What to produce => Each line containing the word "title" needs to be copied.

[Figure record listings]

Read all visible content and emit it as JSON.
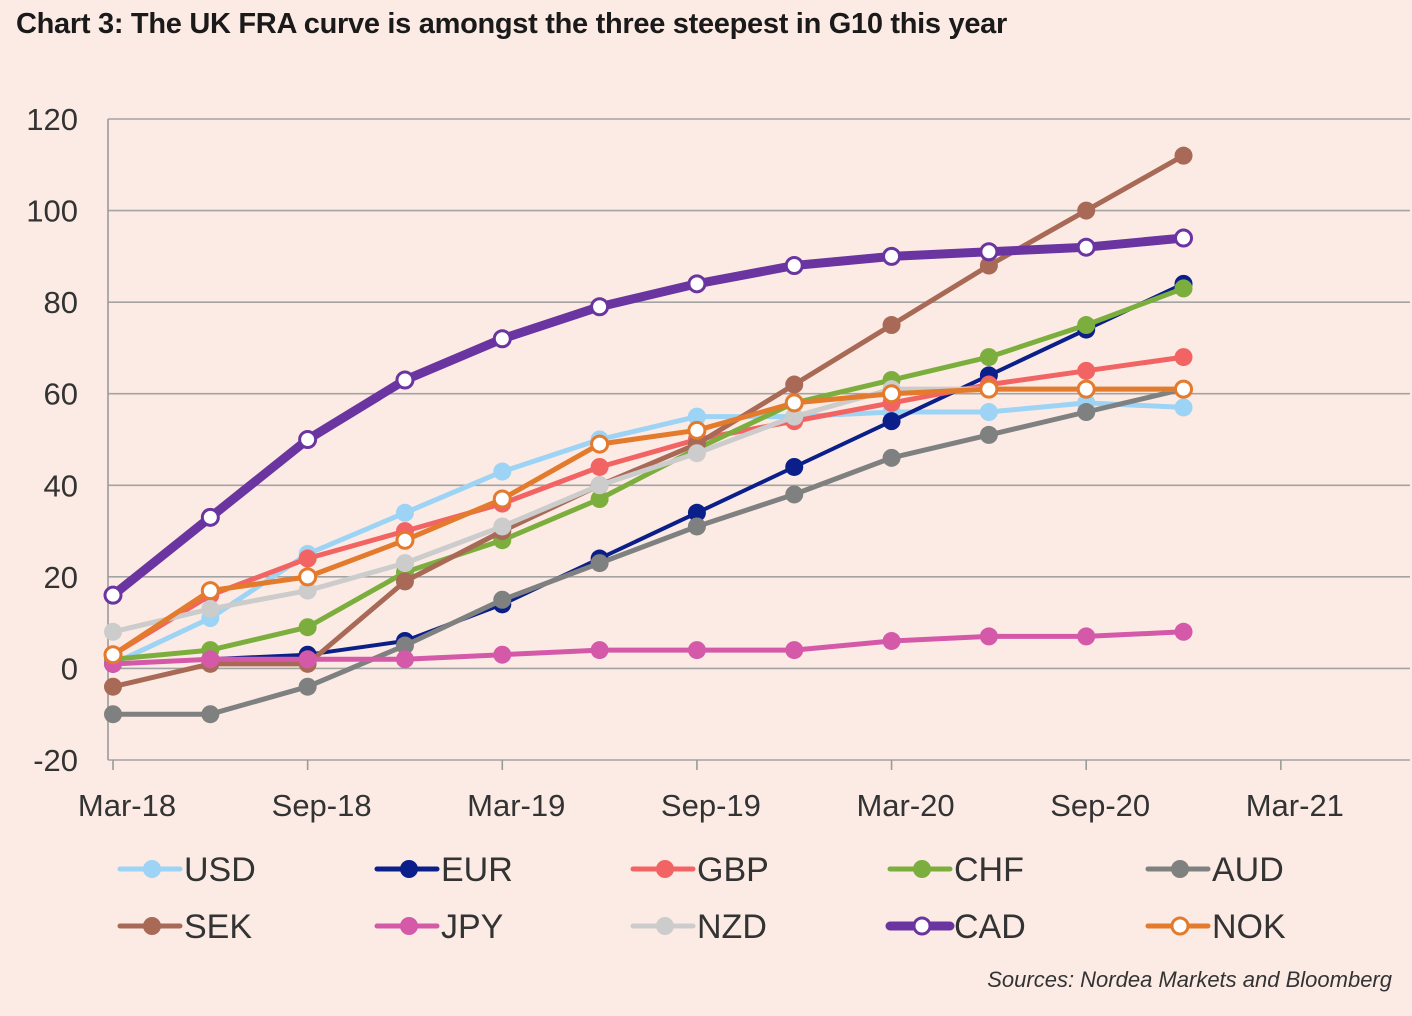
{
  "chart_data": {
    "type": "line",
    "title": "Chart 3: The UK FRA curve is amongst the three steepest in G10 this year",
    "xlabel": "",
    "ylabel": "",
    "ylim": [
      -20,
      120
    ],
    "yticks": [
      120,
      100,
      80,
      60,
      40,
      20,
      0,
      -20
    ],
    "xticks": [
      "Mar-18",
      "Sep-18",
      "Mar-19",
      "Sep-19",
      "Mar-20",
      "Sep-20",
      "Mar-21"
    ],
    "x": [
      0,
      3,
      6,
      9,
      12,
      15,
      18,
      21,
      24,
      27,
      30,
      33
    ],
    "x_unit": "months since Mar-18 (point spacing 3 months, Mar-18 to Dec-20)",
    "grid": true,
    "series": [
      {
        "name": "USD",
        "color": "#9dd3f5",
        "marker": "filled",
        "values": [
          1,
          11,
          25,
          34,
          43,
          50,
          55,
          55,
          56,
          56,
          58,
          57
        ]
      },
      {
        "name": "EUR",
        "color": "#0b1f8a",
        "marker": "filled",
        "values": [
          1,
          2,
          3,
          6,
          14,
          24,
          34,
          44,
          54,
          64,
          74,
          84
        ]
      },
      {
        "name": "GBP",
        "color": "#f26464",
        "marker": "filled",
        "values": [
          3,
          16,
          24,
          30,
          36,
          44,
          50,
          54,
          58,
          62,
          65,
          68
        ]
      },
      {
        "name": "CHF",
        "color": "#7cae3e",
        "marker": "filled",
        "values": [
          2,
          4,
          9,
          21,
          28,
          37,
          48,
          58,
          63,
          68,
          75,
          83
        ]
      },
      {
        "name": "AUD",
        "color": "#7f8080",
        "marker": "filled",
        "values": [
          -10,
          -10,
          -4,
          5,
          15,
          23,
          31,
          38,
          46,
          51,
          56,
          61
        ]
      },
      {
        "name": "SEK",
        "color": "#a86a56",
        "marker": "filled",
        "values": [
          -4,
          1,
          1,
          19,
          30,
          40,
          49,
          62,
          75,
          88,
          100,
          112
        ]
      },
      {
        "name": "JPY",
        "color": "#d45aa9",
        "marker": "filled",
        "values": [
          1,
          2,
          2,
          2,
          3,
          4,
          4,
          4,
          6,
          7,
          7,
          8
        ]
      },
      {
        "name": "NZD",
        "color": "#cccccc",
        "marker": "filled",
        "values": [
          8,
          13,
          17,
          23,
          31,
          40,
          47,
          55,
          61,
          61,
          61,
          61
        ]
      },
      {
        "name": "CAD",
        "color": "#6a35a0",
        "marker": "hollow",
        "values": [
          16,
          33,
          50,
          63,
          72,
          79,
          84,
          88,
          90,
          91,
          92,
          94
        ]
      },
      {
        "name": "NOK",
        "color": "#e37a2c",
        "marker": "hollow",
        "values": [
          3,
          17,
          20,
          28,
          37,
          49,
          52,
          58,
          60,
          61,
          61,
          61
        ]
      }
    ],
    "legend": [
      "USD",
      "EUR",
      "GBP",
      "CHF",
      "AUD",
      "SEK",
      "JPY",
      "NZD",
      "CAD",
      "NOK"
    ],
    "legend_placement": "bottom, two rows of five",
    "source": "Sources: Nordea Markets and Bloomberg"
  }
}
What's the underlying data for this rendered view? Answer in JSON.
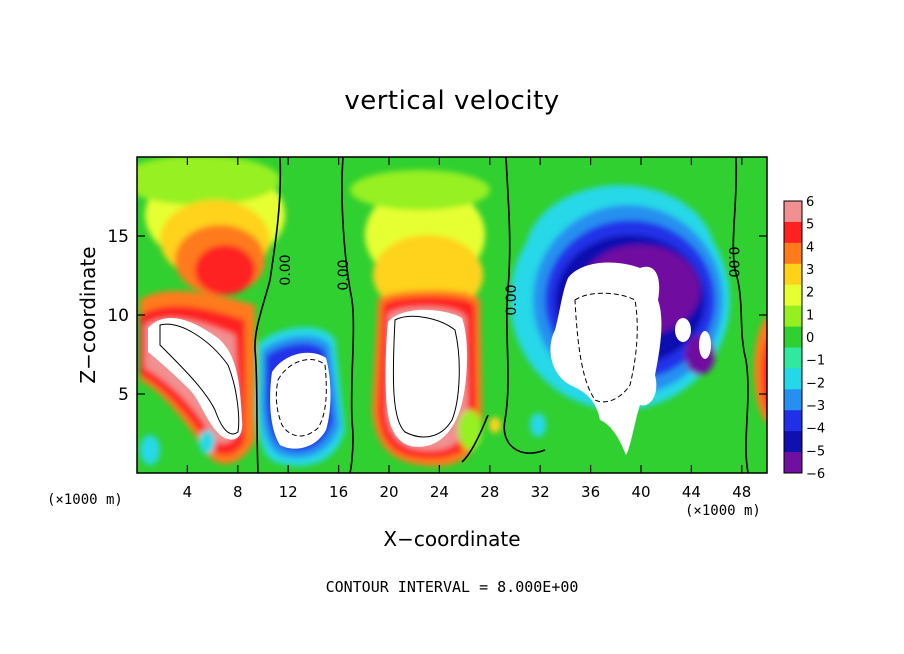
{
  "chart_data": {
    "type": "heatmap",
    "title": "vertical velocity",
    "xlabel": "X−coordinate",
    "ylabel": "Z−coordinate",
    "x_scale_note": "(×1000 m)",
    "x_ticks": [
      4,
      8,
      12,
      16,
      20,
      24,
      28,
      32,
      36,
      40,
      44,
      48
    ],
    "y_ticks": [
      5,
      10,
      15
    ],
    "xlim": [
      0,
      50
    ],
    "ylim": [
      0,
      20
    ],
    "contour_interval_text": "CONTOUR INTERVAL = 8.000E+00",
    "contour_labels": [
      "0.00",
      "0.00",
      "0.00",
      "0.00"
    ],
    "colorbar": {
      "tick_labels": [
        "6",
        "5",
        "4",
        "3",
        "2",
        "1",
        "0",
        "−1",
        "−2",
        "−3",
        "−4",
        "−5",
        "−6"
      ],
      "range": [
        -6,
        6
      ],
      "colors": [
        "#f09090",
        "#ff2020",
        "#ff7a1a",
        "#ffd21a",
        "#e6ff30",
        "#96f020",
        "#30d030",
        "#30e8a0",
        "#25d8e8",
        "#2590f0",
        "#2030e8",
        "#1010b0",
        "#7010a0"
      ]
    },
    "features": [
      {
        "kind": "updraft",
        "x_range": [
          0,
          10
        ],
        "z_range": [
          1,
          14
        ],
        "peak": ">8"
      },
      {
        "kind": "downdraft",
        "x_range": [
          10,
          16
        ],
        "z_range": [
          1,
          9
        ],
        "peak": "<-8"
      },
      {
        "kind": "updraft",
        "x_range": [
          18,
          27
        ],
        "z_range": [
          1,
          13
        ],
        "peak": ">8"
      },
      {
        "kind": "downdraft",
        "x_range": [
          32,
          46
        ],
        "z_range": [
          1,
          17
        ],
        "peak": "<-8"
      },
      {
        "kind": "updraft",
        "x_range": [
          48,
          50
        ],
        "z_range": [
          2,
          10
        ],
        "peak": "6"
      }
    ]
  }
}
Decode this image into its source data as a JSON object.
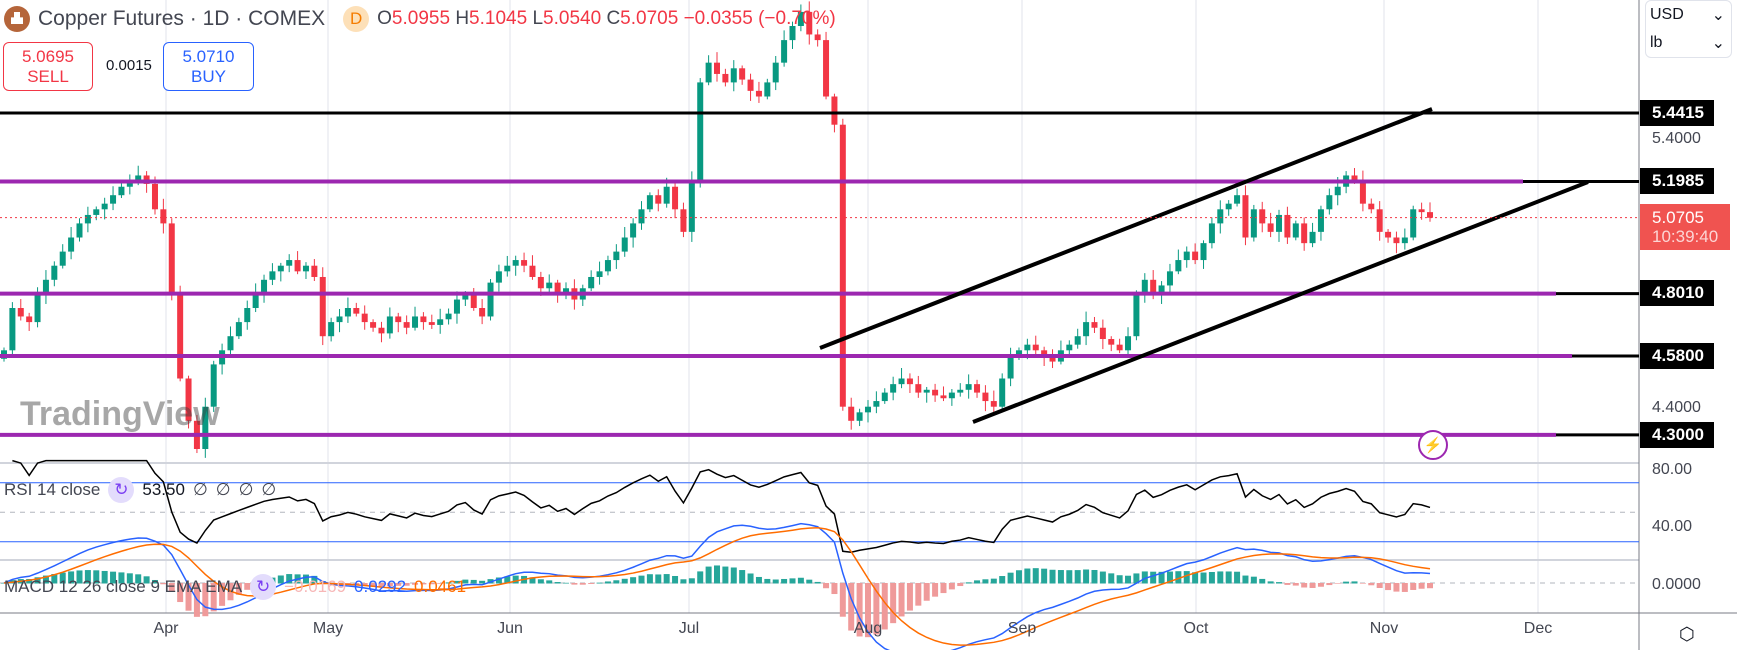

Solution to the problem =>
    "title": "Chart 3: The UK FRA curve is amongst the three steepest in G10 this year",
    "title": "vertical velocity",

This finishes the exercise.